§ Exercise goal
Below are entries to be transcribed exactly; exclude the pictures from the copy.

§ Records
########
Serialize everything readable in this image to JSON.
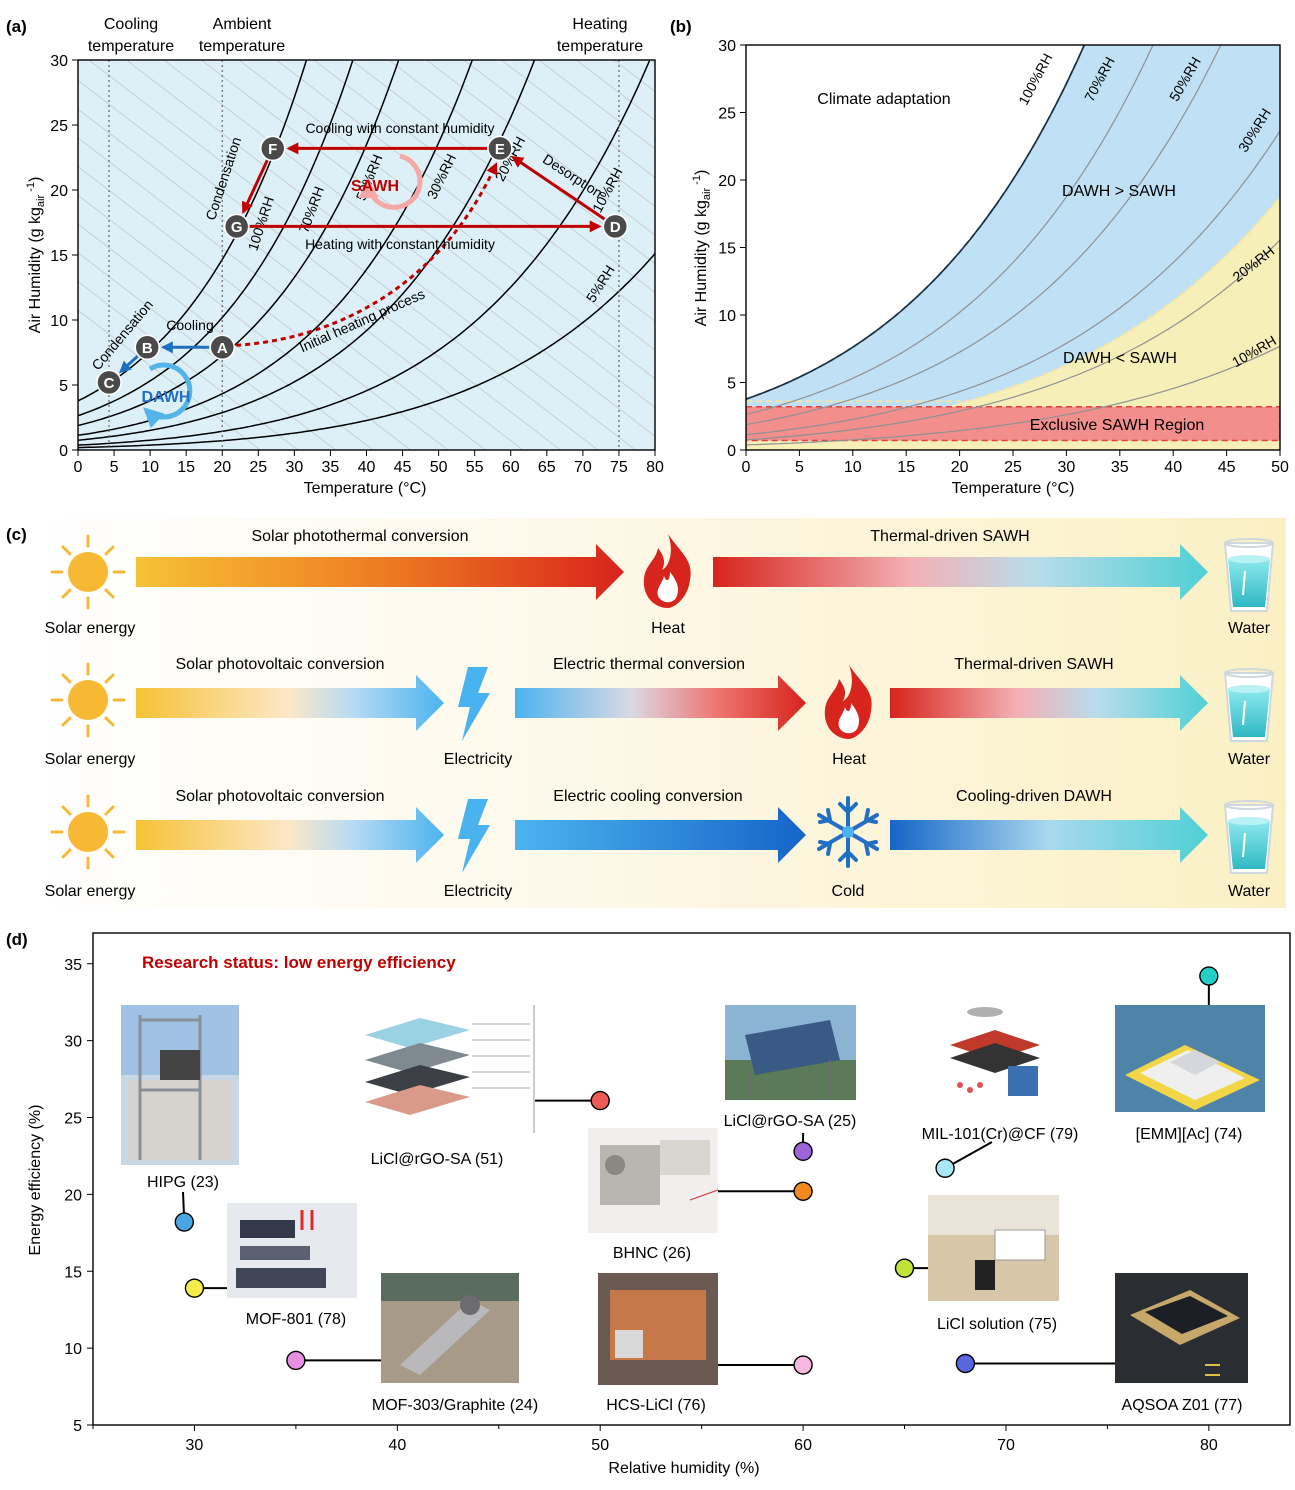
{
  "colors": {
    "red": "#c00000",
    "blue": "#1f6fc4",
    "light_blue": "#bfe0f5",
    "yellow": "#f6efb5",
    "pink": "#f28f8c",
    "sun": "#f7b933",
    "teal": "#5fd4d8"
  },
  "panel_a": {
    "label": "(a)",
    "annotations": {
      "cooling_temp": [
        "Cooling",
        "temperature"
      ],
      "ambient_temp": [
        "Ambient",
        "temperature"
      ],
      "heating_temp": [
        "Heating",
        "temperature"
      ],
      "cooling_const": "Cooling with constant humidity",
      "heating_const": "Heating with constant humidity",
      "sawh": "SAWH",
      "dawh": "DAWH",
      "desorption": "Desorption",
      "condensation_top": "Condensation",
      "condensation_bottom": "Condensation",
      "cooling": "Cooling",
      "initial_heating": "Initial heating process"
    },
    "points": [
      {
        "id": "A",
        "t": 20,
        "w": 7.9
      },
      {
        "id": "B",
        "t": 9.6,
        "w": 7.9
      },
      {
        "id": "C",
        "t": 4.3,
        "w": 5.2
      },
      {
        "id": "D",
        "t": 74.5,
        "w": 17.2
      },
      {
        "id": "E",
        "t": 58.5,
        "w": 23.2
      },
      {
        "id": "F",
        "t": 27,
        "w": 23.2
      },
      {
        "id": "G",
        "t": 22,
        "w": 17.2
      }
    ]
  },
  "panel_b": {
    "label": "(b)",
    "region_labels": {
      "climate": "Climate adaptation",
      "dawh_gt": "DAWH > SAWH",
      "dawh_lt": "DAWH < SAWH",
      "exclusive": "Exclusive SAWH Region"
    }
  },
  "panel_c": {
    "label": "(c)",
    "rows": [
      {
        "source": "Solar energy",
        "arrows": [
          "Solar photothermal conversion",
          "Thermal-driven SAWH"
        ],
        "nodes": [
          "Heat",
          "Water"
        ]
      },
      {
        "source": "Solar energy",
        "arrows": [
          "Solar photovoltaic conversion",
          "Electric thermal conversion",
          "Thermal-driven SAWH"
        ],
        "nodes": [
          "Electricity",
          "Heat",
          "Water"
        ]
      },
      {
        "source": "Solar energy",
        "arrows": [
          "Solar photovoltaic conversion",
          "Electric cooling conversion",
          "Cooling-driven DAWH"
        ],
        "nodes": [
          "Electricity",
          "Cold",
          "Water"
        ]
      }
    ]
  },
  "panel_d": {
    "label": "(d)",
    "headline": "Research status: low energy efficiency"
  },
  "chart_data": [
    {
      "type": "line",
      "title": "",
      "xlabel": "Temperature (°C)",
      "ylabel": "Air Humidity (g kg-air -1)",
      "xlim": [
        0,
        80
      ],
      "ylim": [
        0,
        30
      ],
      "xticks": [
        0,
        5,
        10,
        15,
        20,
        25,
        30,
        35,
        40,
        45,
        50,
        55,
        60,
        65,
        70,
        75,
        80
      ],
      "yticks": [
        0,
        5,
        10,
        15,
        20,
        25,
        30
      ],
      "series": [
        {
          "name": "100%RH",
          "rh": 100
        },
        {
          "name": "70%RH",
          "rh": 70
        },
        {
          "name": "50%RH",
          "rh": 50
        },
        {
          "name": "30%RH",
          "rh": 30
        },
        {
          "name": "20%RH",
          "rh": 20
        },
        {
          "name": "10%RH",
          "rh": 10
        },
        {
          "name": "5%RH",
          "rh": 5
        }
      ],
      "vertical_lines": [
        4.3,
        20,
        75
      ]
    },
    {
      "type": "area",
      "title": "",
      "xlabel": "Temperature (°C)",
      "ylabel": "Air Humidity (g kg-air -1)",
      "xlim": [
        0,
        50
      ],
      "ylim": [
        0,
        30
      ],
      "xticks": [
        0,
        5,
        10,
        15,
        20,
        25,
        30,
        35,
        40,
        45,
        50
      ],
      "yticks": [
        0,
        5,
        10,
        15,
        20,
        25,
        30
      ],
      "series": [
        {
          "name": "100%RH",
          "rh": 100
        },
        {
          "name": "70%RH",
          "rh": 70
        },
        {
          "name": "50%RH",
          "rh": 50
        },
        {
          "name": "30%RH",
          "rh": 30
        },
        {
          "name": "20%RH",
          "rh": 20
        },
        {
          "name": "10%RH",
          "rh": 10
        }
      ],
      "exclusive_band": [
        0.7,
        3.2
      ]
    },
    {
      "type": "scatter",
      "title": "",
      "xlabel": "Relative humidity (%)",
      "ylabel": "Energy efficiency (%)",
      "xlim": [
        25,
        84
      ],
      "ylim": [
        5,
        37
      ],
      "xticks": [
        30,
        40,
        50,
        60,
        70,
        80
      ],
      "yticks": [
        5,
        10,
        15,
        20,
        25,
        30,
        35
      ],
      "points": [
        {
          "label": "HIPG (23)",
          "x": 29.5,
          "y": 18.2,
          "color": "#4aa6e0"
        },
        {
          "label": "MOF-801 (78)",
          "x": 30,
          "y": 13.9,
          "color": "#f3ee4a"
        },
        {
          "label": "MOF-303/Graphite (24)",
          "x": 35,
          "y": 9.2,
          "color": "#e88ee0"
        },
        {
          "label": "LiCl@rGO-SA (51)",
          "x": 50,
          "y": 26.1,
          "color": "#ee5a55"
        },
        {
          "label": "LiCl@rGO-SA (25)",
          "x": 60,
          "y": 22.8,
          "color": "#9d63d8"
        },
        {
          "label": "BHNC (26)",
          "x": 60,
          "y": 20.2,
          "color": "#f08a1f"
        },
        {
          "label": "HCS-LiCl (76)",
          "x": 60,
          "y": 8.9,
          "color": "#f6b8de"
        },
        {
          "label": "MIL-101(Cr)@CF (79)",
          "x": 67,
          "y": 21.7,
          "color": "#a8e7f5"
        },
        {
          "label": "LiCl solution (75)",
          "x": 65,
          "y": 15.2,
          "color": "#bfe53a"
        },
        {
          "label": "AQSOA Z01 (77)",
          "x": 68,
          "y": 9.0,
          "color": "#5a66dd"
        },
        {
          "label": "[EMM][Ac] (74)",
          "x": 80,
          "y": 34.2,
          "color": "#22cfc6"
        }
      ]
    }
  ]
}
########
§ The response
Serialize everything readable in this image to JSON.
{
  "colors": {
    "red": "#c00000",
    "blue": "#1f6fc4",
    "light_blue": "#bfe0f5",
    "yellow": "#f6efb5",
    "pink": "#f28f8c",
    "sun": "#f7b933",
    "teal": "#5fd4d8"
  },
  "panel_a": {
    "label": "(a)",
    "annotations": {
      "cooling_temp": [
        "Cooling",
        "temperature"
      ],
      "ambient_temp": [
        "Ambient",
        "temperature"
      ],
      "heating_temp": [
        "Heating",
        "temperature"
      ],
      "cooling_const": "Cooling with constant humidity",
      "heating_const": "Heating with constant humidity",
      "sawh": "SAWH",
      "dawh": "DAWH",
      "desorption": "Desorption",
      "condensation_top": "Condensation",
      "condensation_bottom": "Condensation",
      "cooling": "Cooling",
      "initial_heating": "Initial heating process"
    },
    "points": [
      {
        "id": "A",
        "t": 20,
        "w": 7.9
      },
      {
        "id": "B",
        "t": 9.6,
        "w": 7.9
      },
      {
        "id": "C",
        "t": 4.3,
        "w": 5.2
      },
      {
        "id": "D",
        "t": 74.5,
        "w": 17.2
      },
      {
        "id": "E",
        "t": 58.5,
        "w": 23.2
      },
      {
        "id": "F",
        "t": 27,
        "w": 23.2
      },
      {
        "id": "G",
        "t": 22,
        "w": 17.2
      }
    ]
  },
  "panel_b": {
    "label": "(b)",
    "region_labels": {
      "climate": "Climate adaptation",
      "dawh_gt": "DAWH > SAWH",
      "dawh_lt": "DAWH < SAWH",
      "exclusive": "Exclusive SAWH Region"
    }
  },
  "panel_c": {
    "label": "(c)",
    "rows": [
      {
        "source": "Solar energy",
        "arrows": [
          "Solar photothermal conversion",
          "Thermal-driven SAWH"
        ],
        "nodes": [
          "Heat",
          "Water"
        ]
      },
      {
        "source": "Solar energy",
        "arrows": [
          "Solar photovoltaic conversion",
          "Electric thermal conversion",
          "Thermal-driven SAWH"
        ],
        "nodes": [
          "Electricity",
          "Heat",
          "Water"
        ]
      },
      {
        "source": "Solar energy",
        "arrows": [
          "Solar photovoltaic conversion",
          "Electric cooling conversion",
          "Cooling-driven DAWH"
        ],
        "nodes": [
          "Electricity",
          "Cold",
          "Water"
        ]
      }
    ]
  },
  "panel_d": {
    "label": "(d)",
    "headline": "Research status: low energy efficiency"
  },
  "chart_data": [
    {
      "type": "line",
      "title": "",
      "xlabel": "Temperature (°C)",
      "ylabel": "Air Humidity (g kg-air -1)",
      "xlim": [
        0,
        80
      ],
      "ylim": [
        0,
        30
      ],
      "xticks": [
        0,
        5,
        10,
        15,
        20,
        25,
        30,
        35,
        40,
        45,
        50,
        55,
        60,
        65,
        70,
        75,
        80
      ],
      "yticks": [
        0,
        5,
        10,
        15,
        20,
        25,
        30
      ],
      "series": [
        {
          "name": "100%RH",
          "rh": 100
        },
        {
          "name": "70%RH",
          "rh": 70
        },
        {
          "name": "50%RH",
          "rh": 50
        },
        {
          "name": "30%RH",
          "rh": 30
        },
        {
          "name": "20%RH",
          "rh": 20
        },
        {
          "name": "10%RH",
          "rh": 10
        },
        {
          "name": "5%RH",
          "rh": 5
        }
      ],
      "vertical_lines": [
        4.3,
        20,
        75
      ]
    },
    {
      "type": "area",
      "title": "",
      "xlabel": "Temperature (°C)",
      "ylabel": "Air Humidity (g kg-air -1)",
      "xlim": [
        0,
        50
      ],
      "ylim": [
        0,
        30
      ],
      "xticks": [
        0,
        5,
        10,
        15,
        20,
        25,
        30,
        35,
        40,
        45,
        50
      ],
      "yticks": [
        0,
        5,
        10,
        15,
        20,
        25,
        30
      ],
      "series": [
        {
          "name": "100%RH",
          "rh": 100
        },
        {
          "name": "70%RH",
          "rh": 70
        },
        {
          "name": "50%RH",
          "rh": 50
        },
        {
          "name": "30%RH",
          "rh": 30
        },
        {
          "name": "20%RH",
          "rh": 20
        },
        {
          "name": "10%RH",
          "rh": 10
        }
      ],
      "exclusive_band": [
        0.7,
        3.2
      ]
    },
    {
      "type": "scatter",
      "title": "",
      "xlabel": "Relative humidity (%)",
      "ylabel": "Energy efficiency (%)",
      "xlim": [
        25,
        84
      ],
      "ylim": [
        5,
        37
      ],
      "xticks": [
        30,
        40,
        50,
        60,
        70,
        80
      ],
      "yticks": [
        5,
        10,
        15,
        20,
        25,
        30,
        35
      ],
      "points": [
        {
          "label": "HIPG (23)",
          "x": 29.5,
          "y": 18.2,
          "color": "#4aa6e0"
        },
        {
          "label": "MOF-801 (78)",
          "x": 30,
          "y": 13.9,
          "color": "#f3ee4a"
        },
        {
          "label": "MOF-303/Graphite (24)",
          "x": 35,
          "y": 9.2,
          "color": "#e88ee0"
        },
        {
          "label": "LiCl@rGO-SA (51)",
          "x": 50,
          "y": 26.1,
          "color": "#ee5a55"
        },
        {
          "label": "LiCl@rGO-SA (25)",
          "x": 60,
          "y": 22.8,
          "color": "#9d63d8"
        },
        {
          "label": "BHNC (26)",
          "x": 60,
          "y": 20.2,
          "color": "#f08a1f"
        },
        {
          "label": "HCS-LiCl (76)",
          "x": 60,
          "y": 8.9,
          "color": "#f6b8de"
        },
        {
          "label": "MIL-101(Cr)@CF (79)",
          "x": 67,
          "y": 21.7,
          "color": "#a8e7f5"
        },
        {
          "label": "LiCl solution (75)",
          "x": 65,
          "y": 15.2,
          "color": "#bfe53a"
        },
        {
          "label": "AQSOA Z01 (77)",
          "x": 68,
          "y": 9.0,
          "color": "#5a66dd"
        },
        {
          "label": "[EMM][Ac] (74)",
          "x": 80,
          "y": 34.2,
          "color": "#22cfc6"
        }
      ]
    }
  ]
}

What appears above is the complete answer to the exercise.